• _SET TASK_: Reproduce each record below exactly as written.
-- Start SUPPLIED RECORDS --
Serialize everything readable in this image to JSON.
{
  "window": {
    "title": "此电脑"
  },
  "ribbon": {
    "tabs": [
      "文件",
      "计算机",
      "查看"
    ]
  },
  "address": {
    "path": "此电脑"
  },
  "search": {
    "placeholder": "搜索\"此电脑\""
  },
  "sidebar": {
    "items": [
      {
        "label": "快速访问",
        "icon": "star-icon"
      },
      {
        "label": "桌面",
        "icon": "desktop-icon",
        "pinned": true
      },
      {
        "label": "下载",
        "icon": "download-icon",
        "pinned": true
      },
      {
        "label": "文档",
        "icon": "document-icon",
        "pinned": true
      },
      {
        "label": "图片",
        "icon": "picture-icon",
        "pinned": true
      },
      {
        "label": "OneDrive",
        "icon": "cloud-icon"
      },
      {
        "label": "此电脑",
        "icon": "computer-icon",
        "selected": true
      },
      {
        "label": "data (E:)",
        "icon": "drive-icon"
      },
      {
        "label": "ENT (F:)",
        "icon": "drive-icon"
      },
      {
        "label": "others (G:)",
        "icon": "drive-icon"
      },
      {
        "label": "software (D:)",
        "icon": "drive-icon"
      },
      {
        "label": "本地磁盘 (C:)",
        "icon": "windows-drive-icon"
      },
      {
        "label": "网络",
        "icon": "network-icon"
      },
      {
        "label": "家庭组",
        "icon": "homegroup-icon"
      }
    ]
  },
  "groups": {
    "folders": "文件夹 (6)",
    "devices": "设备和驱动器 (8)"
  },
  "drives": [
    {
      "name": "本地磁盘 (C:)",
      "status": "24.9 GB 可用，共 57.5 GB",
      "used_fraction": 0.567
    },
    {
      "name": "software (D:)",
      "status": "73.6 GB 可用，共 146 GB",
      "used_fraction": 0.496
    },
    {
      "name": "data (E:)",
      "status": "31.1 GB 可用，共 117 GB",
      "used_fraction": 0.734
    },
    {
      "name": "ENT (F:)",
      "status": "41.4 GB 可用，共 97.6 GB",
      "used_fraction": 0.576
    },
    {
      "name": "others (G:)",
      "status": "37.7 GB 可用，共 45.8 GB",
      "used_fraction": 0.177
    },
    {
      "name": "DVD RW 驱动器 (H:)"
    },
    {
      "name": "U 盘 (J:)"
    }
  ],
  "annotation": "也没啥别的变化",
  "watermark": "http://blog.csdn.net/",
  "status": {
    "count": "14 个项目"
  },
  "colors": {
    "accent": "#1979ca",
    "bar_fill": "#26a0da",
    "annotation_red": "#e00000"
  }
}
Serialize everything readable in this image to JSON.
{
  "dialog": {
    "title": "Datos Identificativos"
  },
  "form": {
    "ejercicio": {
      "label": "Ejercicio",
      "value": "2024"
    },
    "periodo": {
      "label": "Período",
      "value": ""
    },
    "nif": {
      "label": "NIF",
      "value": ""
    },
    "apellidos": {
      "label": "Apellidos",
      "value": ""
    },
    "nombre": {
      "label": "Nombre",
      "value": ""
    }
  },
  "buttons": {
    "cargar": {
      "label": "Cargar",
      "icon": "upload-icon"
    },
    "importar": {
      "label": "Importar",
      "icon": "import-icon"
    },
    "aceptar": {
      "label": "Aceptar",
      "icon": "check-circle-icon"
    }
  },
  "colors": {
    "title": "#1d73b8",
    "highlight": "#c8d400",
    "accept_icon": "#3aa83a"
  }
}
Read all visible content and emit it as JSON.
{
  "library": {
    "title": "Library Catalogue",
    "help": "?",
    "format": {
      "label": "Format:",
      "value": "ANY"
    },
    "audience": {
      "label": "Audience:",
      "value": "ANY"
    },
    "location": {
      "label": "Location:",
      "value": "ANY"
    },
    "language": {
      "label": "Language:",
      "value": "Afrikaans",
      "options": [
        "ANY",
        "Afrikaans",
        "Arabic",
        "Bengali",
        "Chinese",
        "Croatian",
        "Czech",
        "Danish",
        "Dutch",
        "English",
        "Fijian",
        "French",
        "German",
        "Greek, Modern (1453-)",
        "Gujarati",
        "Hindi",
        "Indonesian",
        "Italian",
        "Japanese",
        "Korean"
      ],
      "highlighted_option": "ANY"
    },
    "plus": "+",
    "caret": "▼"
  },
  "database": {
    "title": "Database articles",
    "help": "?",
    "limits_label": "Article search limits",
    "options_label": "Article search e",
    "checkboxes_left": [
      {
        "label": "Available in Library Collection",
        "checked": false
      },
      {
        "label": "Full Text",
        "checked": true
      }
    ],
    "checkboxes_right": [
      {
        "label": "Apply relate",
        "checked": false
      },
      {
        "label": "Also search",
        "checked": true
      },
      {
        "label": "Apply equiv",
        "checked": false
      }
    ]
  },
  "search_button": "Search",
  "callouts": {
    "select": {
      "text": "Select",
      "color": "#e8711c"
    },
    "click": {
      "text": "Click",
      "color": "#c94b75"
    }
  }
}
-- End SUPPLIED RECORDS --
• _EXERCISE RESPONSE_:
Serialize everything readable in this image to JSON.
{
  "window": {
    "title": "此电脑"
  },
  "ribbon": {
    "tabs": [
      "文件",
      "计算机",
      "查看"
    ]
  },
  "address": {
    "path": "此电脑"
  },
  "search": {
    "placeholder": "搜索\"此电脑\""
  },
  "sidebar": {
    "items": [
      {
        "label": "快速访问",
        "icon": "star-icon"
      },
      {
        "label": "桌面",
        "icon": "desktop-icon",
        "pinned": true
      },
      {
        "label": "下载",
        "icon": "download-icon",
        "pinned": true
      },
      {
        "label": "文档",
        "icon": "document-icon",
        "pinned": true
      },
      {
        "label": "图片",
        "icon": "picture-icon",
        "pinned": true
      },
      {
        "label": "OneDrive",
        "icon": "cloud-icon"
      },
      {
        "label": "此电脑",
        "icon": "computer-icon",
        "selected": true
      },
      {
        "label": "data (E:)",
        "icon": "drive-icon"
      },
      {
        "label": "ENT (F:)",
        "icon": "drive-icon"
      },
      {
        "label": "others (G:)",
        "icon": "drive-icon"
      },
      {
        "label": "software (D:)",
        "icon": "drive-icon"
      },
      {
        "label": "本地磁盘 (C:)",
        "icon": "windows-drive-icon"
      },
      {
        "label": "网络",
        "icon": "network-icon"
      },
      {
        "label": "家庭组",
        "icon": "homegroup-icon"
      }
    ]
  },
  "groups": {
    "folders": "文件夹 (6)",
    "devices": "设备和驱动器 (8)"
  },
  "drives": [
    {
      "name": "本地磁盘 (C:)",
      "status": "24.9 GB 可用，共 57.5 GB",
      "used_fraction": 0.567
    },
    {
      "name": "software (D:)",
      "status": "73.6 GB 可用，共 146 GB",
      "used_fraction": 0.496
    },
    {
      "name": "data (E:)",
      "status": "31.1 GB 可用，共 117 GB",
      "used_fraction": 0.734
    },
    {
      "name": "ENT (F:)",
      "status": "41.4 GB 可用，共 97.6 GB",
      "used_fraction": 0.576
    },
    {
      "name": "others (G:)",
      "status": "37.7 GB 可用，共 45.8 GB",
      "used_fraction": 0.177
    },
    {
      "name": "DVD RW 驱动器 (H:)"
    },
    {
      "name": "U 盘 (J:)"
    }
  ],
  "annotation": "也没啥别的变化",
  "watermark": "http://blog.csdn.net/",
  "status": {
    "count": "14 个项目"
  },
  "colors": {
    "accent": "#1979ca",
    "bar_fill": "#26a0da",
    "annotation_red": "#e00000"
  }
}
Serialize everything readable in this image to JSON.
{
  "dialog": {
    "title": "Datos Identificativos"
  },
  "form": {
    "ejercicio": {
      "label": "Ejercicio",
      "value": "2024"
    },
    "periodo": {
      "label": "Período",
      "value": ""
    },
    "nif": {
      "label": "NIF",
      "value": ""
    },
    "apellidos": {
      "label": "Apellidos",
      "value": ""
    },
    "nombre": {
      "label": "Nombre",
      "value": ""
    }
  },
  "buttons": {
    "cargar": {
      "label": "Cargar",
      "icon": "upload-icon"
    },
    "importar": {
      "label": "Importar",
      "icon": "import-icon"
    },
    "aceptar": {
      "label": "Aceptar",
      "icon": "check-circle-icon"
    }
  },
  "colors": {
    "title": "#1d73b8",
    "highlight": "#c8d400",
    "accept_icon": "#3aa83a"
  }
}
Read all visible content and emit it as JSON.
{
  "library": {
    "title": "Library Catalogue",
    "help": "?",
    "format": {
      "label": "Format:",
      "value": "ANY"
    },
    "audience": {
      "label": "Audience:",
      "value": "ANY"
    },
    "location": {
      "label": "Location:",
      "value": "ANY"
    },
    "language": {
      "label": "Language:",
      "value": "Afrikaans",
      "options": [
        "ANY",
        "Afrikaans",
        "Arabic",
        "Bengali",
        "Chinese",
        "Croatian",
        "Czech",
        "Danish",
        "Dutch",
        "English",
        "Fijian",
        "French",
        "German",
        "Greek, Modern (1453-)",
        "Gujarati",
        "Hindi",
        "Indonesian",
        "Italian",
        "Japanese",
        "Korean"
      ],
      "highlighted_option": "ANY"
    },
    "plus": "+",
    "caret": "▼"
  },
  "database": {
    "title": "Database articles",
    "help": "?",
    "limits_label": "Article search limits",
    "options_label": "Article search e",
    "checkboxes_left": [
      {
        "label": "Available in Library Collection",
        "checked": false
      },
      {
        "label": "Full Text",
        "checked": true
      }
    ],
    "checkboxes_right": [
      {
        "label": "Apply relate",
        "checked": false
      },
      {
        "label": "Also search",
        "checked": true
      },
      {
        "label": "Apply equiv",
        "checked": false
      }
    ]
  },
  "search_button": "Search",
  "callouts": {
    "select": {
      "text": "Select",
      "color": "#e8711c"
    },
    "click": {
      "text": "Click",
      "color": "#c94b75"
    }
  }
}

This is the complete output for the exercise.